──────── LISTING ────────
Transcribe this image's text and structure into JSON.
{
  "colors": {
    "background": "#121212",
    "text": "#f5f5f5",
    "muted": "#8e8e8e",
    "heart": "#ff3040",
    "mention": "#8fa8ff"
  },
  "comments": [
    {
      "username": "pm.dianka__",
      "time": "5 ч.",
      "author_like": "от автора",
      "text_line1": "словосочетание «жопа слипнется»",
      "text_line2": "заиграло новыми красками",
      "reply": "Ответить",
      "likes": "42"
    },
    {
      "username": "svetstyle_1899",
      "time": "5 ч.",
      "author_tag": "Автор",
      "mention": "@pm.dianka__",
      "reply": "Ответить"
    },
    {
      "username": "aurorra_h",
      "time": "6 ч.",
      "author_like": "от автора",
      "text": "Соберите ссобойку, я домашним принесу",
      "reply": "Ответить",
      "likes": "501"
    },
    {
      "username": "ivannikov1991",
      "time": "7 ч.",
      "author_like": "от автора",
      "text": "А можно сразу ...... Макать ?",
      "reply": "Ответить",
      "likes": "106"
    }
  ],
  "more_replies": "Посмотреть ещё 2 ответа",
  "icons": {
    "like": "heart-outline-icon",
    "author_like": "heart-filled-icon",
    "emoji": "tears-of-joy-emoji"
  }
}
────────
Report back each line of the entries that holds the string "username".

      "username": "pm.dianka__",
      "username": "svetstyle_1899",
      "username": "aurorra_h",
      "username": "ivannikov1991",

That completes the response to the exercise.